====== RECORD EXCERPTS ======
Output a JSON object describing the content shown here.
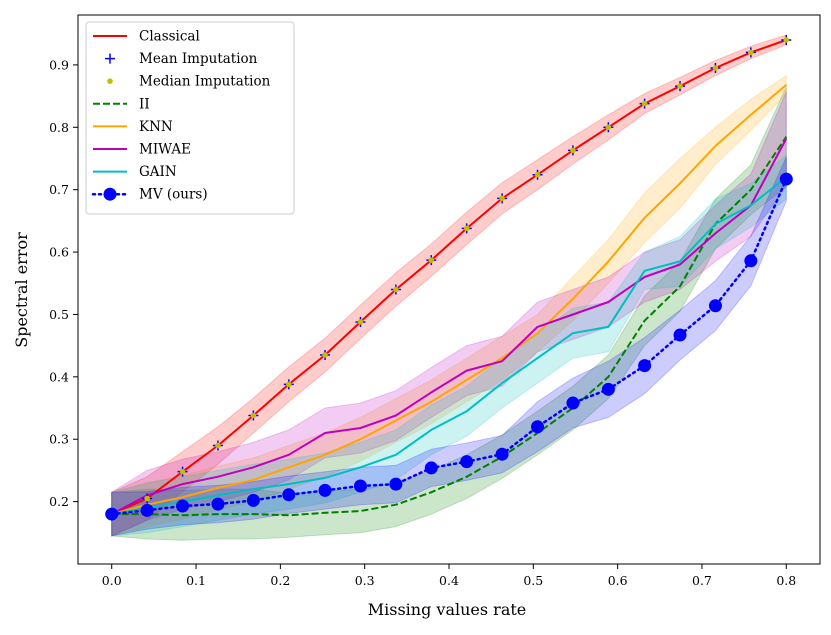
{
  "chart_data": {
    "type": "line",
    "title": "",
    "xlabel": "Missing values rate",
    "ylabel": "Spectral error",
    "xlim": [
      -0.04,
      0.84
    ],
    "ylim": [
      0.1,
      0.98
    ],
    "xticks": [
      0.0,
      0.1,
      0.2,
      0.3,
      0.4,
      0.5,
      0.6,
      0.7,
      0.8
    ],
    "xtick_labels": [
      "0.0",
      "0.1",
      "0.2",
      "0.3",
      "0.4",
      "0.5",
      "0.6",
      "0.7",
      "0.8"
    ],
    "yticks": [
      0.2,
      0.3,
      0.4,
      0.5,
      0.6,
      0.7,
      0.8,
      0.9
    ],
    "ytick_labels": [
      "0.2",
      "0.3",
      "0.4",
      "0.5",
      "0.6",
      "0.7",
      "0.8",
      "0.9"
    ],
    "grid": false,
    "legend_position": "top-left",
    "x": [
      0.0,
      0.042,
      0.084,
      0.126,
      0.168,
      0.21,
      0.253,
      0.295,
      0.337,
      0.379,
      0.421,
      0.463,
      0.505,
      0.547,
      0.589,
      0.632,
      0.674,
      0.716,
      0.758,
      0.8
    ],
    "series": [
      {
        "name": "Classical",
        "color": "#ff0000",
        "style": "solid",
        "marker": "none",
        "band": true,
        "values": [
          0.18,
          0.205,
          0.248,
          0.29,
          0.338,
          0.388,
          0.435,
          0.488,
          0.54,
          0.587,
          0.638,
          0.686,
          0.724,
          0.763,
          0.8,
          0.838,
          0.866,
          0.895,
          0.92,
          0.94
        ],
        "spread": [
          0.035,
          0.035,
          0.032,
          0.03,
          0.028,
          0.028,
          0.027,
          0.027,
          0.027,
          0.026,
          0.026,
          0.025,
          0.024,
          0.022,
          0.02,
          0.016,
          0.014,
          0.012,
          0.01,
          0.008
        ]
      },
      {
        "name": "Mean Imputation",
        "color": "#0000ff",
        "style": "none",
        "marker": "plus",
        "band": false,
        "values": [
          0.18,
          0.205,
          0.248,
          0.29,
          0.338,
          0.388,
          0.435,
          0.488,
          0.54,
          0.587,
          0.638,
          0.686,
          0.724,
          0.763,
          0.8,
          0.838,
          0.866,
          0.895,
          0.92,
          0.94
        ]
      },
      {
        "name": "Median Imputation",
        "color": "#bfbf00",
        "style": "none",
        "marker": "dot",
        "band": false,
        "values": [
          0.18,
          0.205,
          0.248,
          0.29,
          0.338,
          0.388,
          0.435,
          0.488,
          0.54,
          0.587,
          0.638,
          0.686,
          0.724,
          0.763,
          0.8,
          0.838,
          0.866,
          0.895,
          0.92,
          0.94
        ]
      },
      {
        "name": "II",
        "color": "#008000",
        "style": "dashed",
        "marker": "none",
        "band": true,
        "values": [
          0.18,
          0.18,
          0.178,
          0.18,
          0.18,
          0.178,
          0.182,
          0.185,
          0.195,
          0.215,
          0.24,
          0.272,
          0.31,
          0.35,
          0.4,
          0.49,
          0.545,
          0.645,
          0.7,
          0.785
        ],
        "spread": [
          0.035,
          0.04,
          0.04,
          0.04,
          0.04,
          0.035,
          0.035,
          0.035,
          0.035,
          0.035,
          0.035,
          0.035,
          0.035,
          0.035,
          0.035,
          0.04,
          0.04,
          0.04,
          0.04,
          0.08
        ]
      },
      {
        "name": "KNN",
        "color": "#ffa500",
        "style": "solid",
        "marker": "none",
        "band": true,
        "values": [
          0.18,
          0.195,
          0.207,
          0.222,
          0.235,
          0.255,
          0.275,
          0.3,
          0.33,
          0.36,
          0.395,
          0.43,
          0.47,
          0.525,
          0.585,
          0.655,
          0.71,
          0.77,
          0.82,
          0.868
        ],
        "spread": [
          0.035,
          0.035,
          0.035,
          0.035,
          0.035,
          0.035,
          0.035,
          0.035,
          0.035,
          0.035,
          0.035,
          0.035,
          0.03,
          0.035,
          0.035,
          0.04,
          0.04,
          0.03,
          0.025,
          0.015
        ]
      },
      {
        "name": "MIWAE",
        "color": "#bf00bf",
        "style": "solid",
        "marker": "none",
        "band": true,
        "values": [
          0.18,
          0.21,
          0.228,
          0.24,
          0.255,
          0.275,
          0.31,
          0.318,
          0.338,
          0.375,
          0.41,
          0.425,
          0.48,
          0.5,
          0.52,
          0.56,
          0.58,
          0.63,
          0.675,
          0.782
        ],
        "spread": [
          0.035,
          0.04,
          0.04,
          0.04,
          0.04,
          0.04,
          0.04,
          0.04,
          0.04,
          0.04,
          0.04,
          0.04,
          0.04,
          0.04,
          0.04,
          0.04,
          0.04,
          0.045,
          0.05,
          0.075
        ]
      },
      {
        "name": "GAIN",
        "color": "#00bfbf",
        "style": "solid",
        "marker": "none",
        "band": true,
        "values": [
          0.18,
          0.19,
          0.2,
          0.21,
          0.22,
          0.228,
          0.238,
          0.255,
          0.275,
          0.315,
          0.345,
          0.39,
          0.43,
          0.47,
          0.48,
          0.57,
          0.585,
          0.645,
          0.675,
          0.72
        ],
        "spread": [
          0.035,
          0.04,
          0.04,
          0.04,
          0.04,
          0.04,
          0.04,
          0.04,
          0.04,
          0.04,
          0.04,
          0.04,
          0.04,
          0.04,
          0.04,
          0.03,
          0.04,
          0.04,
          0.035,
          0.035
        ]
      },
      {
        "name": "MV (ours)",
        "color": "#0000ff",
        "style": "dotted",
        "marker": "circle",
        "band": true,
        "values": [
          0.18,
          0.186,
          0.193,
          0.196,
          0.202,
          0.211,
          0.218,
          0.225,
          0.228,
          0.254,
          0.264,
          0.276,
          0.32,
          0.358,
          0.38,
          0.418,
          0.467,
          0.514,
          0.586,
          0.717
        ],
        "spread": [
          0.035,
          0.03,
          0.03,
          0.03,
          0.03,
          0.03,
          0.03,
          0.03,
          0.03,
          0.03,
          0.03,
          0.03,
          0.04,
          0.04,
          0.045,
          0.045,
          0.04,
          0.04,
          0.04,
          0.035
        ]
      }
    ]
  }
}
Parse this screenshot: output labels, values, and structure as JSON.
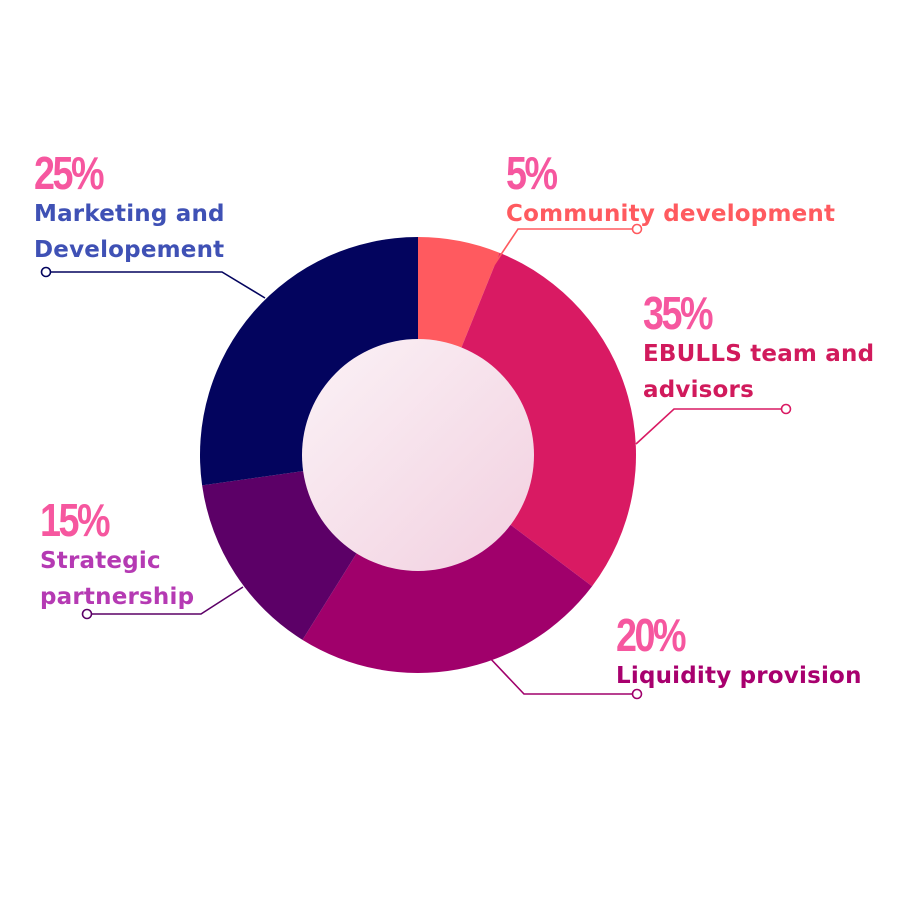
======
Find the lines containing "JSON" and pull them out.

▶ SOLUTION TO THIS PROBLEM:
Output a JSON object describing the content shown here.
Parse this screenshot: output labels, values, and structure as JSON.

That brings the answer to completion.